Written task: Drop all images and give the records again exactly.

Exercise material:
########

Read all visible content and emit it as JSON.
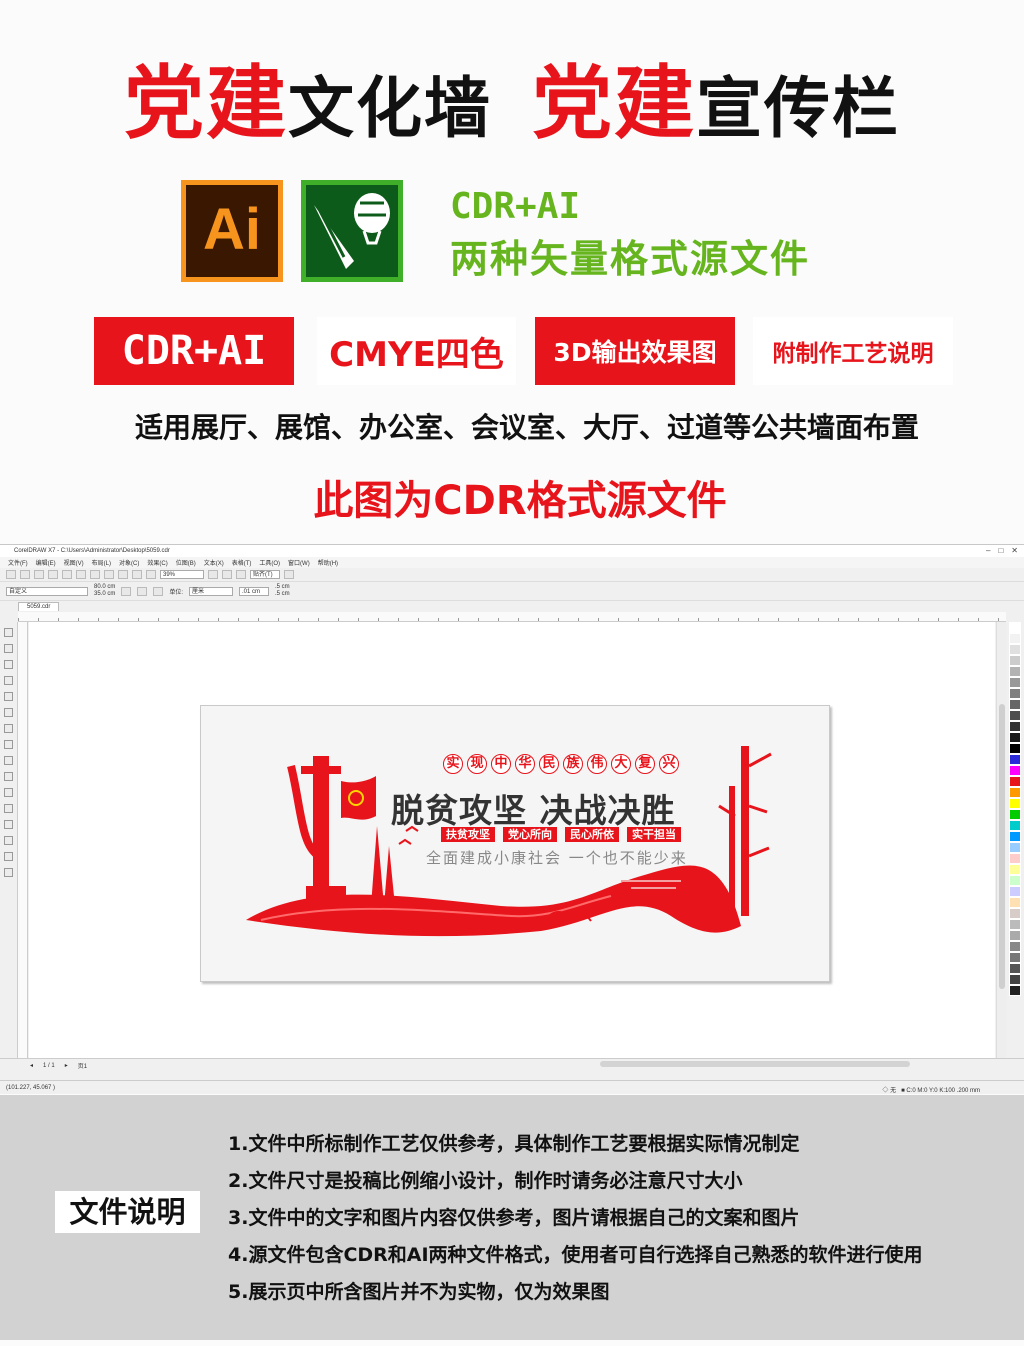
{
  "header": {
    "title_part1_red": "党建",
    "title_part1_black": "文化墙",
    "title_part2_red": "党建",
    "title_part2_black": "宣传栏",
    "ai_icon_label": "Ai",
    "format_line1": "CDR+AI",
    "format_line2": "两种矢量格式源文件"
  },
  "badges": [
    "CDR+AI",
    "CMYE四色",
    "3D输出效果图",
    "附制作工艺说明"
  ],
  "usage_text": "适用展厅、展馆、办公室、会议室、大厅、过道等公共墙面布置",
  "cdr_note": "此图为CDR格式源文件",
  "app": {
    "title": "CorelDRAW X7 - C:\\Users\\Administrator\\Desktop\\5059.cdr",
    "menu": [
      "文件(F)",
      "编辑(E)",
      "视图(V)",
      "布局(L)",
      "对象(C)",
      "效果(C)",
      "位图(B)",
      "文本(X)",
      "表格(T)",
      "工具(O)",
      "窗口(W)",
      "帮助(H)"
    ],
    "zoom": "39%",
    "snap": "贴齐(T)",
    "page_preset": "自定义",
    "width": "80.0 cm",
    "height": "35.0 cm",
    "unit_label": "单位:",
    "unit": "厘米",
    "nudge": ".01 cm",
    "dup_x": ".5 cm",
    "dup_y": ".5 cm",
    "doc_tab": "5059.cdr",
    "page_count": "1 / 1",
    "page_tab": "页1",
    "cursor_pos": "(101.227, 45.067 )",
    "fill_label": "无",
    "color_readout": "C:0 M:0 Y:0 K:100  .200 mm",
    "palette_colors": [
      "#ffffff",
      "#f2f2f2",
      "#e0e0e0",
      "#cccccc",
      "#b3b3b3",
      "#999999",
      "#808080",
      "#666666",
      "#4d4d4d",
      "#333333",
      "#1a1a1a",
      "#000000",
      "#2b2bd9",
      "#ff00ff",
      "#e8141b",
      "#ff9900",
      "#ffff00",
      "#00cc00",
      "#00cccc",
      "#0099ff",
      "#99ccff",
      "#ffcccc",
      "#ffff99",
      "#ccffcc",
      "#ccccff",
      "#ffe0b2",
      "#d7ccc8",
      "#bbbbbb",
      "#aaaaaa",
      "#888888",
      "#777777",
      "#555555",
      "#444444",
      "#222222"
    ]
  },
  "design": {
    "top_chars": [
      "实",
      "现",
      "中",
      "华",
      "民",
      "族",
      "伟",
      "大",
      "复",
      "兴"
    ],
    "main_slogan": "脱贫攻坚  决战决胜",
    "tags": [
      "扶贫攻坚",
      "党心所向",
      "民心所依",
      "实干担当"
    ],
    "sub_slogan": "全面建成小康社会  一个也不能少来"
  },
  "notes": {
    "label": "文件说明",
    "items": [
      "1.文件中所标制作工艺仅供参考，具体制作工艺要根据实际情况制定",
      "2.文件尺寸是投稿比例缩小设计，制作时请务必注意尺寸大小",
      "3.文件中的文字和图片内容仅供参考，图片请根据自己的文案和图片",
      "4.源文件包含CDR和AI两种文件格式，使用者可自行选择自己熟悉的软件进行使用",
      "5.展示页中所含图片并不为实物，仅为效果图"
    ]
  },
  "colors": {
    "accent_red": "#e8141b",
    "ai_orange": "#f7941d",
    "cdr_green": "#3fae29",
    "format_green": "#66b51f"
  }
}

########

Task solution:
Read all visible content and emit it as JSON.
{
  "header": {
    "title_part1_red": "党建",
    "title_part1_black": "文化墙",
    "title_part2_red": "党建",
    "title_part2_black": "宣传栏",
    "ai_icon_label": "Ai",
    "format_line1": "CDR+AI",
    "format_line2": "两种矢量格式源文件"
  },
  "badges": [
    "CDR+AI",
    "CMYE四色",
    "3D输出效果图",
    "附制作工艺说明"
  ],
  "usage_text": "适用展厅、展馆、办公室、会议室、大厅、过道等公共墙面布置",
  "cdr_note": "此图为CDR格式源文件",
  "app": {
    "title": "CorelDRAW X7 - C:\\Users\\Administrator\\Desktop\\5059.cdr",
    "menu": [
      "文件(F)",
      "编辑(E)",
      "视图(V)",
      "布局(L)",
      "对象(C)",
      "效果(C)",
      "位图(B)",
      "文本(X)",
      "表格(T)",
      "工具(O)",
      "窗口(W)",
      "帮助(H)"
    ],
    "zoom": "39%",
    "snap": "贴齐(T)",
    "page_preset": "自定义",
    "width": "80.0 cm",
    "height": "35.0 cm",
    "unit_label": "单位:",
    "unit": "厘米",
    "nudge": ".01 cm",
    "dup_x": ".5 cm",
    "dup_y": ".5 cm",
    "doc_tab": "5059.cdr",
    "page_count": "1 / 1",
    "page_tab": "页1",
    "cursor_pos": "(101.227, 45.067 )",
    "fill_label": "无",
    "color_readout": "C:0 M:0 Y:0 K:100  .200 mm",
    "palette_colors": [
      "#ffffff",
      "#f2f2f2",
      "#e0e0e0",
      "#cccccc",
      "#b3b3b3",
      "#999999",
      "#808080",
      "#666666",
      "#4d4d4d",
      "#333333",
      "#1a1a1a",
      "#000000",
      "#2b2bd9",
      "#ff00ff",
      "#e8141b",
      "#ff9900",
      "#ffff00",
      "#00cc00",
      "#00cccc",
      "#0099ff",
      "#99ccff",
      "#ffcccc",
      "#ffff99",
      "#ccffcc",
      "#ccccff",
      "#ffe0b2",
      "#d7ccc8",
      "#bbbbbb",
      "#aaaaaa",
      "#888888",
      "#777777",
      "#555555",
      "#444444",
      "#222222"
    ]
  },
  "design": {
    "top_chars": [
      "实",
      "现",
      "中",
      "华",
      "民",
      "族",
      "伟",
      "大",
      "复",
      "兴"
    ],
    "main_slogan": "脱贫攻坚  决战决胜",
    "tags": [
      "扶贫攻坚",
      "党心所向",
      "民心所依",
      "实干担当"
    ],
    "sub_slogan": "全面建成小康社会  一个也不能少来"
  },
  "notes": {
    "label": "文件说明",
    "items": [
      "1.文件中所标制作工艺仅供参考，具体制作工艺要根据实际情况制定",
      "2.文件尺寸是投稿比例缩小设计，制作时请务必注意尺寸大小",
      "3.文件中的文字和图片内容仅供参考，图片请根据自己的文案和图片",
      "4.源文件包含CDR和AI两种文件格式，使用者可自行选择自己熟悉的软件进行使用",
      "5.展示页中所含图片并不为实物，仅为效果图"
    ]
  },
  "colors": {
    "accent_red": "#e8141b",
    "ai_orange": "#f7941d",
    "cdr_green": "#3fae29",
    "format_green": "#66b51f"
  }
}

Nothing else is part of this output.